Records excerpted from a collection:
* * * * * * *

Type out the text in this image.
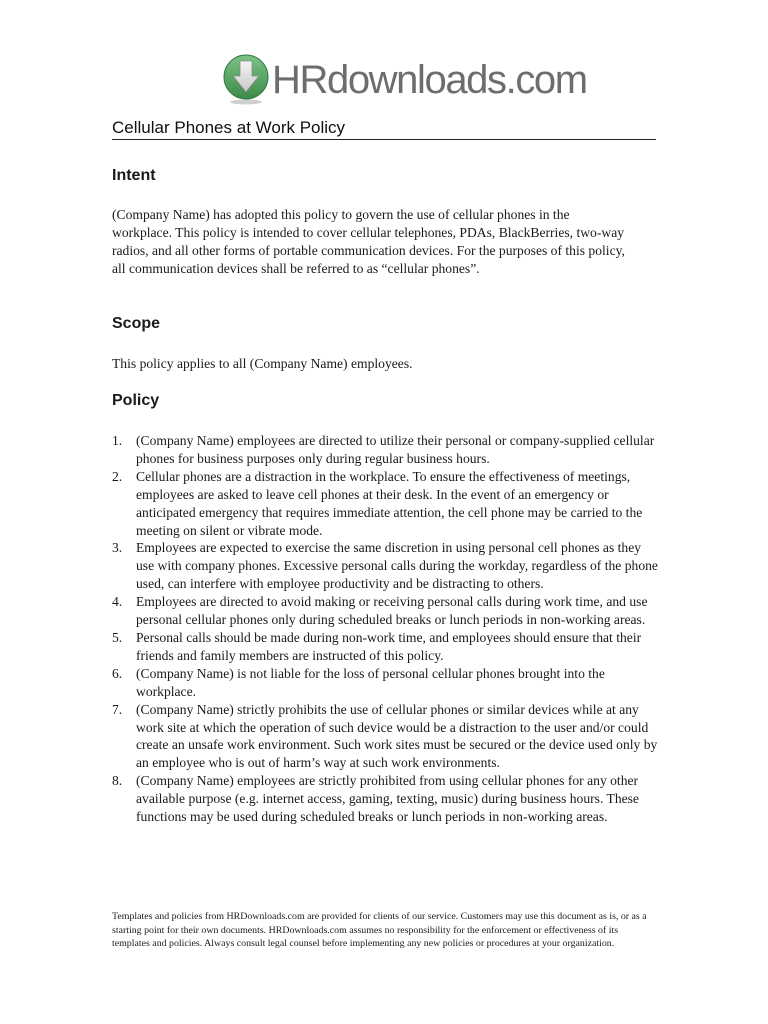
HRdownloads.com
Cellular Phones at Work Policy
Intent

(Company Name) has adopted this policy to govern the use of cellular phones in the workplace. This policy is intended to cover cellular telephones, PDAs, BlackBerries, two-way radios, and all other forms of portable communication devices. For the purposes of this policy, all communication devices shall be referred to as “cellular phones”.

Scope

This policy applies to all (Company Name) employees.

Policy
1. (Company Name) employees are directed to utilize their personal or company-supplied cellular phones for business purposes only during regular business hours.
2. Cellular phones are a distraction in the workplace. To ensure the effectiveness of meetings, employees are asked to leave cell phones at their desk. In the event of an emergency or anticipated emergency that requires immediate attention, the cell phone may be carried to the meeting on silent or vibrate mode.
3. Employees are expected to exercise the same discretion in using personal cell phones as they use with company phones. Excessive personal calls during the workday, regardless of the phone used, can interfere with employee productivity and be distracting to others.
4. Employees are directed to avoid making or receiving personal calls during work time, and use personal cellular phones only during scheduled breaks or lunch periods in non-working areas.
5. Personal calls should be made during non-work time, and employees should ensure that their friends and family members are instructed of this policy.
6. (Company Name) is not liable for the loss of personal cellular phones brought into the workplace.
7. (Company Name) strictly prohibits the use of cellular phones or similar devices while at any work site at which the operation of such device would be a distraction to the user and/or could create an unsafe work environment. Such work sites must be secured or the device used only by an employee who is out of harm’s way at such work environments.
8. (Company Name) employees are strictly prohibited from using cellular phones for any other available purpose (e.g. internet access, gaming, texting, music) during business hours. These functions may be used during scheduled breaks or lunch periods in non-working areas.

Templates and policies from HRDownloads.com are provided for clients of our service. Customers may use this document as is, or as a starting point for their own documents. HRDownloads.com assumes no responsibility for the enforcement or effectiveness of its templates and policies. Always consult legal counsel before implementing any new policies or procedures at your organization.
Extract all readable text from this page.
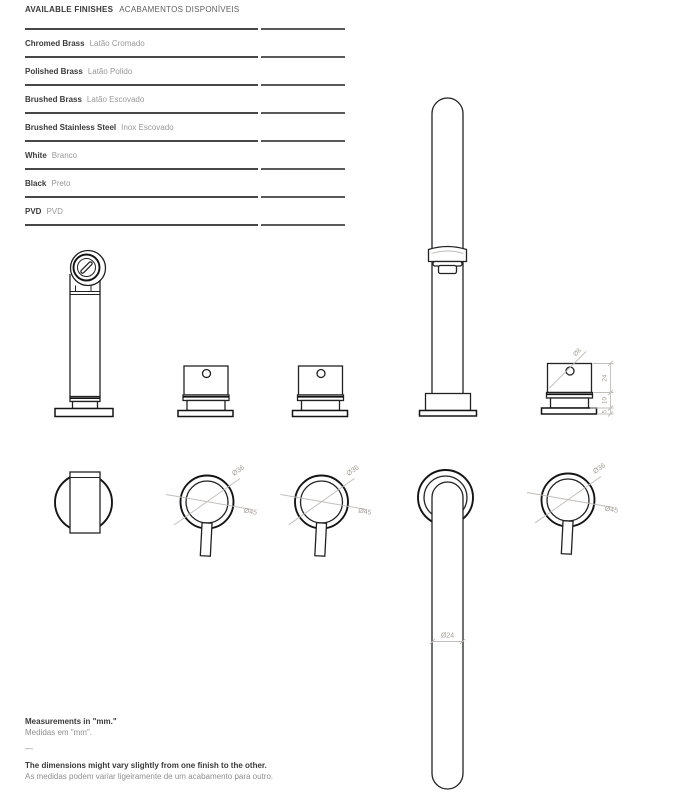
AVAILABLE FINISHES ACABAMENTOS DISPONÍVEIS
Chromed Brass Latão Cromado
Polished Brass Latão Polido
Brushed Brass Latão Escovado
Brushed Stainless Steel Inox Escovado
White Branco
Black Preto
PVD PVD
Ø8
24
10
5
Ø36
Ø45
Ø24
Measurements in "mm."
Medidas em "mm".
—
The dimensions might vary slightly from one finish to the other.
As medidas podem variar ligeiramente de um acabamento para outro.
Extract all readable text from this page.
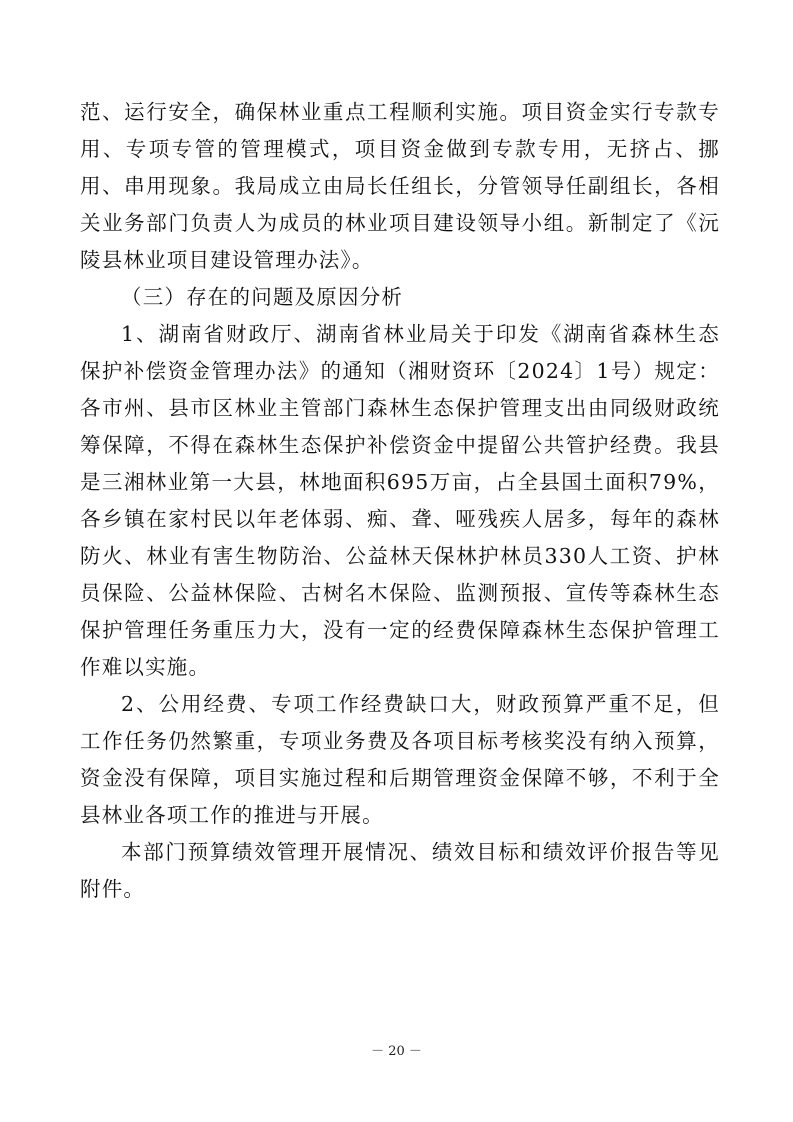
范、运行安全，确保林业重点工程顺利实施。项目资金实行专款专用、专项专管的管理模式，项目资金做到专款专用，无挤占、挪用、串用现象。我局成立由局长任组长，分管领导任副组长，各相关业务部门负责人为成员的林业项目建设领导小组。新制定了《沅陵县林业项目建设管理办法》。

（三）存在的问题及原因分析

1、湖南省财政厅、湖南省林业局关于印发《湖南省森林生态保护补偿资金管理办法》的通知（湘财资环〔2024〕1号）规定：各市州、县市区林业主管部门森林生态保护管理支出由同级财政统筹保障，不得在森林生态保护补偿资金中提留公共管护经费。我县是三湘林业第一大县，林地面积695万亩，占全县国土面积79%，各乡镇在家村民以年老体弱、痴、聋、哑残疾人居多，每年的森林防火、林业有害生物防治、公益林天保林护林员330人工资、护林员保险、公益林保险、古树名木保险、监测预报、宣传等森林生态保护管理任务重压力大，没有一定的经费保障森林生态保护管理工作难以实施。

2、公用经费、专项工作经费缺口大，财政预算严重不足，但工作任务仍然繁重，专项业务费及各项目标考核奖没有纳入预算，资金没有保障，项目实施过程和后期管理资金保障不够，不利于全县林业各项工作的推进与开展。

本部门预算绩效管理开展情况、绩效目标和绩效评价报告等见附件。

－ 20 －
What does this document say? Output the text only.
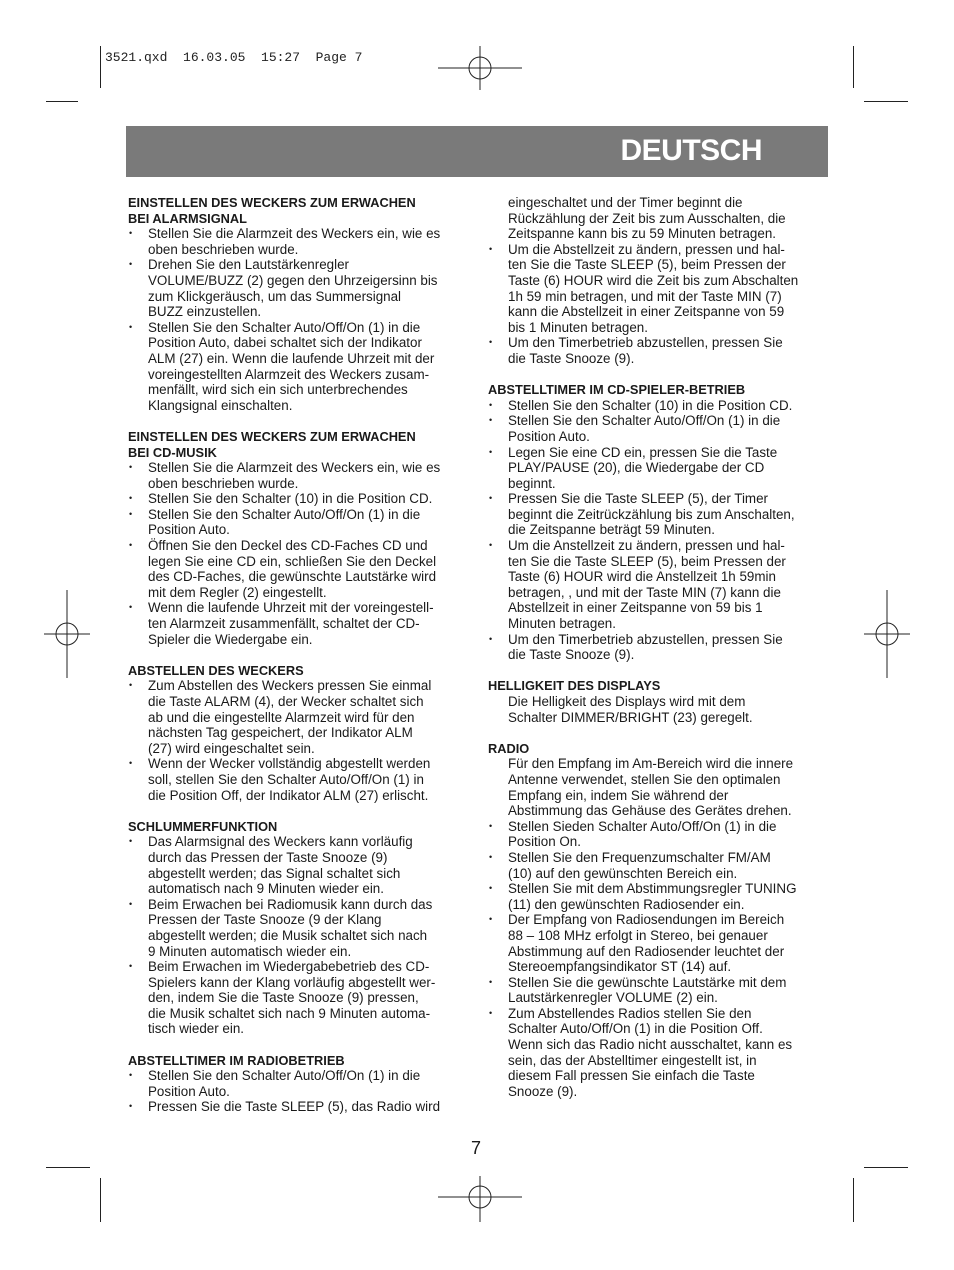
3521.qxd  16.03.05  15:27  Page 7
DEUTSCH
EINSTELLEN DES WECKERS ZUM ERWACHEN
BEI ALARMSIGNAL
• Stellen Sie die Alarmzeit des Weckers ein, wie es
oben beschrieben wurde.
• Drehen Sie den Lautstärkenregler
VOLUME/BUZZ (2) gegen den Uhrzeigersinn bis
zum Klickgeräusch, um das Summersignal
BUZZ einzustellen.
• Stellen Sie den Schalter Auto/Off/On (1) in die
Position Auto, dabei schaltet sich der Indikator
ALM (27) ein. Wenn die laufende Uhrzeit mit der
voreingestellten Alarmzeit des Weckers zusam-
menfällt, wird sich ein sich unterbrechendes
Klangsignal einschalten.
EINSTELLEN DES WECKERS ZUM ERWACHEN
BEI CD-MUSIK
• Stellen Sie die Alarmzeit des Weckers ein, wie es
oben beschrieben wurde.
• Stellen Sie den Schalter (10) in die Position CD.
• Stellen Sie den Schalter Auto/Off/On (1) in die
Position Auto.
• Öffnen Sie den Deckel des CD-Faches CD und
legen Sie eine CD ein, schließen Sie den Deckel
des CD-Faches, die gewünschte Lautstärke wird
mit dem Regler (2) eingestellt.
• Wenn die laufende Uhrzeit mit der voreingestell-
ten Alarmzeit zusammenfällt, schaltet der CD-
Spieler die Wiedergabe ein.
ABSTELLEN DES WECKERS
• Zum Abstellen des Weckers pressen Sie einmal
die Taste ALARM (4), der Wecker schaltet sich
ab und die eingestellte Alarmzeit wird für den
nächsten Tag gespeichert, der Indikator ALM
(27) wird eingeschaltet sein.
• Wenn der Wecker vollständig abgestellt werden
soll, stellen Sie den Schalter Auto/Off/On (1) in
die Position Off, der Indikator ALM (27) erlischt.
SCHLUMMERFUNKTION
• Das Alarmsignal des Weckers kann vorläufig
durch das Pressen der Taste Snooze (9)
abgestellt werden; das Signal schaltet sich
automatisch nach 9 Minuten wieder ein.
• Beim Erwachen bei Radiomusik kann durch das
Pressen der Taste Snooze (9 der Klang
abgestellt werden; die Musik schaltet sich nach
9 Minuten automatisch wieder ein.
• Beim Erwachen im Wiedergabebetrieb des CD-
Spielers kann der Klang vorläufig abgestellt wer-
den, indem Sie die Taste Snooze (9) pressen,
die Musik schaltet sich nach 9 Minuten automa-
tisch wieder ein.
ABSTELLTIMER IM RADIOBETRIEB
• Stellen Sie den Schalter Auto/Off/On (1) in die
Position Auto.
• Pressen Sie die Taste SLEEP (5), das Radio wird
eingeschaltet und der Timer beginnt die
Rückzählung der Zeit bis zum Ausschalten, die
Zeitspanne kann bis zu 59 Minuten betragen.
• Um die Abstellzeit zu ändern, pressen und hal-
ten Sie die Taste SLEEP (5), beim Pressen der
Taste (6) HOUR wird die Zeit bis zum Abschalten
1h 59 min betragen, und mit der Taste MIN (7)
kann die Abstellzeit in einer Zeitspanne von 59
bis 1 Minuten betragen.
• Um den Timerbetrieb abzustellen, pressen Sie
die Taste Snooze (9).
ABSTELLTIMER IM CD-SPIELER-BETRIEB
• Stellen Sie den Schalter (10) in die Position CD.
• Stellen Sie den Schalter Auto/Off/On (1) in die
Position Auto.
• Legen Sie eine CD ein, pressen Sie die Taste
PLAY/PAUSE (20), die Wiedergabe der CD
beginnt.
• Pressen Sie die Taste SLEEP (5), der Timer
beginnt die Zeitrückzählung bis zum Anschalten,
die Zeitspanne beträgt 59 Minuten.
• Um die Anstellzeit zu ändern, pressen und hal-
ten Sie die Taste SLEEP (5), beim Pressen der
Taste (6) HOUR wird die Anstellzeit 1h 59min
betragen, , und mit der Taste MIN (7) kann die
Abstellzeit in einer Zeitspanne von 59 bis 1
Minuten betragen.
• Um den Timerbetrieb abzustellen, pressen Sie
die Taste Snooze (9).
HELLIGKEIT DES DISPLAYS
Die Helligkeit des Displays wird mit dem
Schalter DIMMER/BRIGHT (23) geregelt.
RADIO
Für den Empfang im Am-Bereich wird die innere
Antenne verwendet, stellen Sie den optimalen
Empfang ein, indem Sie während der
Abstimmung das Gehäuse des Gerätes drehen.
• Stellen Sieden Schalter Auto/Off/On (1) in die
Position On.
• Stellen Sie den Frequenzumschalter FM/AM
(10) auf den gewünschten Bereich ein.
• Stellen Sie mit dem Abstimmungsregler TUNING
(11) den gewünschten Radiosender ein.
• Der Empfang von Radiosendungen im Bereich
88 – 108 MHz erfolgt in Stereo, bei genauer
Abstimmung auf den Radiosender leuchtet der
Stereoempfangsindikator ST (14) auf.
• Stellen Sie die gewünschte Lautstärke mit dem
Lautstärkenregler VOLUME (2) ein.
• Zum Abstellendes Radios stellen Sie den
Schalter Auto/Off/On (1) in die Position Off.
Wenn sich das Radio nicht ausschaltet, kann es
sein, das der Abstelltimer eingestellt ist, in
diesem Fall pressen Sie einfach die Taste
Snooze (9).
7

* * * * * * *

_Task description:_
Gather each line holding the string "Uhrzeit".

_Written solution:_
ALM (27) ein. Wenn die laufende Uhrzeit mit der
• Wenn die laufende Uhrzeit mit der voreingestell-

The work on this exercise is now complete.